Rewrite all of the data below as a numbered list, leaving out any blank lines.
━━ MATERIAL TO PROCESS ━━
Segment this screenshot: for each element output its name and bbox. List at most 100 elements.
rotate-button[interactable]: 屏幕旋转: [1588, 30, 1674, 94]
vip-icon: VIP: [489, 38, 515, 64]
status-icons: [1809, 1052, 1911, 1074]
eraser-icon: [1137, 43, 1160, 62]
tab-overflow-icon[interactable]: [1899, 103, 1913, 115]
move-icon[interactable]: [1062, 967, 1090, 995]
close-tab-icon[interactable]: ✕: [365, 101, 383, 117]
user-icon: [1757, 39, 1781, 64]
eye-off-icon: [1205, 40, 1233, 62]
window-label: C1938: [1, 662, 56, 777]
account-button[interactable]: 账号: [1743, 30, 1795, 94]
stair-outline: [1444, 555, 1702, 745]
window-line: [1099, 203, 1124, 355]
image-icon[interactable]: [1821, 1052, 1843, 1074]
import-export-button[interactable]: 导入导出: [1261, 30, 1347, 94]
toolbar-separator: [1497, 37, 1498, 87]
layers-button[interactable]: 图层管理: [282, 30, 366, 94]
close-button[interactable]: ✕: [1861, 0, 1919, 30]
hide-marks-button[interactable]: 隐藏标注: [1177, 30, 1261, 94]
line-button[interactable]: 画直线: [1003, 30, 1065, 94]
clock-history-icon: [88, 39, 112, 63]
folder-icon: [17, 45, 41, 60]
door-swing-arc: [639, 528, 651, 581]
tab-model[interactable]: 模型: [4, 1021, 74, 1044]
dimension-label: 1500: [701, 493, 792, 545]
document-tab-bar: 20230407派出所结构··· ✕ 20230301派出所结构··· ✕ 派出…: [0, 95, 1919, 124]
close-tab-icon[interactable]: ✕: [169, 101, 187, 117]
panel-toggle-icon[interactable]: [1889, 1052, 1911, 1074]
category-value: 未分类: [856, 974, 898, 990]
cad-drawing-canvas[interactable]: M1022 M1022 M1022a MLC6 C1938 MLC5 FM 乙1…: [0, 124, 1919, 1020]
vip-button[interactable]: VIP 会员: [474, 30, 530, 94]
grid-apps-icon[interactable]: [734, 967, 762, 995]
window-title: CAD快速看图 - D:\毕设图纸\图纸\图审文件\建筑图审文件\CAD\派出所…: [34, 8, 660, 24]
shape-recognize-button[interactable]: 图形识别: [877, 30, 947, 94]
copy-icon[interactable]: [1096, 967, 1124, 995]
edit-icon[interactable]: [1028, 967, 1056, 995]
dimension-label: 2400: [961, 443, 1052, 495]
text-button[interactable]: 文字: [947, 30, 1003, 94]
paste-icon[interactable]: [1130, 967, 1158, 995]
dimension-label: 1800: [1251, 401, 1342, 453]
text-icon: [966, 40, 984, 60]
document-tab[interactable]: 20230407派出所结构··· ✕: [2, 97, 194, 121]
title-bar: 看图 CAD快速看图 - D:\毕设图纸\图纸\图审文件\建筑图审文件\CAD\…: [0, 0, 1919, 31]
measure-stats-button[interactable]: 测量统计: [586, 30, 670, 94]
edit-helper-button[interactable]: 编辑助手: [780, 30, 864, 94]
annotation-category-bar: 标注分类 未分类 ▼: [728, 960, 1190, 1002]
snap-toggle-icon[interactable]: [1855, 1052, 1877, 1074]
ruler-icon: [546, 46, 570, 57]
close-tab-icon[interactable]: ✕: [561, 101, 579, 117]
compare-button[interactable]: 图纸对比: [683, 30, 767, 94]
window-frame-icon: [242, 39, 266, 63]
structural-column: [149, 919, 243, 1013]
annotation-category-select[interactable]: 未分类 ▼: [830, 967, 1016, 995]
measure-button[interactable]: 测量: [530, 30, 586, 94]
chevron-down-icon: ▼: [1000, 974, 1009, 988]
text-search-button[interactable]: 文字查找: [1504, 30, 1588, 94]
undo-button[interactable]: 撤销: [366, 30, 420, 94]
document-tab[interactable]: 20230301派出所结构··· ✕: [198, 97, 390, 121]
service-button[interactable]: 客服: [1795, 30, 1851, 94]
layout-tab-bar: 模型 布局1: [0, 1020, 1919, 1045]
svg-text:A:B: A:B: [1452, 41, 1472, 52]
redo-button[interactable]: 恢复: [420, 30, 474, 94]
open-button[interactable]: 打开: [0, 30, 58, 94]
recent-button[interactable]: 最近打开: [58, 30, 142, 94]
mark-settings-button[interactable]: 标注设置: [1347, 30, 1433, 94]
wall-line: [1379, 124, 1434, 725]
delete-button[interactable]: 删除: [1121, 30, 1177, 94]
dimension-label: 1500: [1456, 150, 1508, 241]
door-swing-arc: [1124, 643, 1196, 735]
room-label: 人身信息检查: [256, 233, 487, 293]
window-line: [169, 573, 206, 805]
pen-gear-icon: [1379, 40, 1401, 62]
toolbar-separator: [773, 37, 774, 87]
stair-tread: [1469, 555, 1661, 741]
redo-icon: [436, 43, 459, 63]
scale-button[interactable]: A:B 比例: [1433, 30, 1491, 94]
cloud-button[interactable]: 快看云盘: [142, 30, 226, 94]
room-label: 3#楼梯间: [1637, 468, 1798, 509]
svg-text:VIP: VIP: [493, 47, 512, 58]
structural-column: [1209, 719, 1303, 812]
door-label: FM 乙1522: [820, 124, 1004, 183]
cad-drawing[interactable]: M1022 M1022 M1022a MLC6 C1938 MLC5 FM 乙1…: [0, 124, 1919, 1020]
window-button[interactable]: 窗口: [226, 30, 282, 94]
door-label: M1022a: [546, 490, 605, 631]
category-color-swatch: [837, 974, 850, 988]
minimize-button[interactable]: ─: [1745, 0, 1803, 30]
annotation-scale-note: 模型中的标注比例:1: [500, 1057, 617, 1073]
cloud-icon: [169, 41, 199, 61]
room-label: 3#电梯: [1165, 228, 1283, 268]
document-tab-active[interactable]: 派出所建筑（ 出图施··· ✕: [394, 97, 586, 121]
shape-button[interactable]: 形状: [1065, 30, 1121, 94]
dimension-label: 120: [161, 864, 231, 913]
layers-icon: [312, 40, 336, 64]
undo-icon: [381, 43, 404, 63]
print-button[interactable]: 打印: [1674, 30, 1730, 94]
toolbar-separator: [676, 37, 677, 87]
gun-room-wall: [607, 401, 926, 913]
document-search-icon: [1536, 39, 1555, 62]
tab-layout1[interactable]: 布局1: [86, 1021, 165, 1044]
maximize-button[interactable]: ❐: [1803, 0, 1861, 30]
━━━
REPLY.
1. Segment this screenshot: for each element output its name and bbox. List at most 100 elements.
2. rotate-button[interactable]: 屏幕旋转: [1588, 30, 1674, 94]
3. vip-icon: VIP: [489, 38, 515, 64]
4. status-icons: [1809, 1052, 1911, 1074]
5. eraser-icon: [1137, 43, 1160, 62]
6. tab-overflow-icon[interactable]: [1899, 103, 1913, 115]
7. move-icon[interactable]: [1062, 967, 1090, 995]
8. close-tab-icon[interactable]: ✕: [365, 101, 383, 117]
9. user-icon: [1757, 39, 1781, 64]
10. eye-off-icon: [1205, 40, 1233, 62]
11. window-label: C1938: [1, 662, 56, 777]
12. account-button[interactable]: 账号: [1743, 30, 1795, 94]
13. stair-outline: [1444, 555, 1702, 745]
14. window-line: [1099, 203, 1124, 355]
15. image-icon[interactable]: [1821, 1052, 1843, 1074]
16. import-export-button[interactable]: 导入导出: [1261, 30, 1347, 94]
17. toolbar-separator: [1497, 37, 1498, 87]
18. layers-button[interactable]: 图层管理: [282, 30, 366, 94]
19. close-button[interactable]: ✕: [1861, 0, 1919, 30]
20. hide-marks-button[interactable]: 隐藏标注: [1177, 30, 1261, 94]
21. line-button[interactable]: 画直线: [1003, 30, 1065, 94]
22. clock-history-icon: [88, 39, 112, 63]
23. folder-icon: [17, 45, 41, 60]
24. door-swing-arc: [639, 528, 651, 581]
25. tab-model[interactable]: 模型: [4, 1021, 74, 1044]
26. dimension-label: 1500: [701, 493, 792, 545]
27. document-tab-bar: 20230407派出所结构··· ✕ 20230301派出所结构··· ✕ 派出…: [0, 95, 1919, 124]
28. close-tab-icon[interactable]: ✕: [169, 101, 187, 117]
29. panel-toggle-icon[interactable]: [1889, 1052, 1911, 1074]
30. category-value: 未分类: [856, 974, 898, 990]
31. cad-drawing-canvas[interactable]: M1022 M1022 M1022a MLC6 C1938 MLC5 FM 乙1…: [0, 124, 1919, 1020]
32. vip-button[interactable]: VIP 会员: [474, 30, 530, 94]
33. grid-apps-icon[interactable]: [734, 967, 762, 995]
34. window-title: CAD快速看图 - D:\毕设图纸\图纸\图审文件\建筑图审文件\CAD\派出所…: [34, 8, 660, 24]
35. shape-recognize-button[interactable]: 图形识别: [877, 30, 947, 94]
36. copy-icon[interactable]: [1096, 967, 1124, 995]
37. edit-icon[interactable]: [1028, 967, 1056, 995]
38. dimension-label: 2400: [961, 443, 1052, 495]
39. text-button[interactable]: 文字: [947, 30, 1003, 94]
40. paste-icon[interactable]: [1130, 967, 1158, 995]
41. dimension-label: 1800: [1251, 401, 1342, 453]
42. text-icon: [966, 40, 984, 60]
43. document-tab[interactable]: 20230407派出所结构··· ✕: [2, 97, 194, 121]
44. title-bar: 看图 CAD快速看图 - D:\毕设图纸\图纸\图审文件\建筑图审文件\CAD\…: [0, 0, 1919, 31]
45. measure-stats-button[interactable]: 测量统计: [586, 30, 670, 94]
46. edit-helper-button[interactable]: 编辑助手: [780, 30, 864, 94]
47. annotation-category-bar: 标注分类 未分类 ▼: [728, 960, 1190, 1002]
48. snap-toggle-icon[interactable]: [1855, 1052, 1877, 1074]
49. ruler-icon: [546, 46, 570, 57]
50. close-tab-icon[interactable]: ✕: [561, 101, 579, 117]
51. compare-button[interactable]: 图纸对比: [683, 30, 767, 94]
52. window-frame-icon: [242, 39, 266, 63]
53. structural-column: [149, 919, 243, 1013]
54. annotation-category-select[interactable]: 未分类 ▼: [830, 967, 1016, 995]
55. measure-button[interactable]: 测量: [530, 30, 586, 94]
56. chevron-down-icon: ▼: [1000, 974, 1009, 988]
57. text-search-button[interactable]: 文字查找: [1504, 30, 1588, 94]
58. undo-button[interactable]: 撤销: [366, 30, 420, 94]
59. document-tab[interactable]: 20230301派出所结构··· ✕: [198, 97, 390, 121]
60. service-button[interactable]: 客服: [1795, 30, 1851, 94]
61. layout-tab-bar: 模型 布局1: [0, 1020, 1919, 1045]
62. svg-text:A:B: A:B: [1452, 41, 1472, 52]
63. redo-button[interactable]: 恢复: [420, 30, 474, 94]
64. open-button[interactable]: 打开: [0, 30, 58, 94]
65. recent-button[interactable]: 最近打开: [58, 30, 142, 94]
66. mark-settings-button[interactable]: 标注设置: [1347, 30, 1433, 94]
67. wall-line: [1379, 124, 1434, 725]
68. delete-button[interactable]: 删除: [1121, 30, 1177, 94]
69. dimension-label: 1500: [1456, 150, 1508, 241]
70. door-swing-arc: [1124, 643, 1196, 735]
71. room-label: 人身信息检查: [256, 233, 487, 293]
72. window-line: [169, 573, 206, 805]
73. pen-gear-icon: [1379, 40, 1401, 62]
74. toolbar-separator: [773, 37, 774, 87]
75. stair-tread: [1469, 555, 1661, 741]
76. redo-icon: [436, 43, 459, 63]
77. scale-button[interactable]: A:B 比例: [1433, 30, 1491, 94]
78. cloud-button[interactable]: 快看云盘: [142, 30, 226, 94]
79. room-label: 3#楼梯间: [1637, 468, 1798, 509]
80. svg-text:VIP: VIP: [493, 47, 512, 58]
81. structural-column: [1209, 719, 1303, 812]
82. door-label: FM 乙1522: [820, 124, 1004, 183]
83. cad-drawing[interactable]: M1022 M1022 M1022a MLC6 C1938 MLC5 FM 乙1…: [0, 124, 1919, 1020]
84. window-button[interactable]: 窗口: [226, 30, 282, 94]
85. door-label: M1022a: [546, 490, 605, 631]
86. category-color-swatch: [837, 974, 850, 988]
87. minimize-button[interactable]: ─: [1745, 0, 1803, 30]
88. annotation-scale-note: 模型中的标注比例:1: [500, 1057, 617, 1073]
89. cloud-icon: [169, 41, 199, 61]
90. room-label: 3#电梯: [1165, 228, 1283, 268]
91. document-tab-active[interactable]: 派出所建筑（ 出图施··· ✕: [394, 97, 586, 121]
92. shape-button[interactable]: 形状: [1065, 30, 1121, 94]
93. dimension-label: 120: [161, 864, 231, 913]
94. layers-icon: [312, 40, 336, 64]
95. undo-icon: [381, 43, 404, 63]
96. print-button[interactable]: 打印: [1674, 30, 1730, 94]
97. toolbar-separator: [676, 37, 677, 87]
98. gun-room-wall: [607, 401, 926, 913]
99. document-search-icon: [1536, 39, 1555, 62]
100. tab-layout1[interactable]: 布局1: [86, 1021, 165, 1044]
101. maximize-button[interactable]: ❐: [1803, 0, 1861, 30]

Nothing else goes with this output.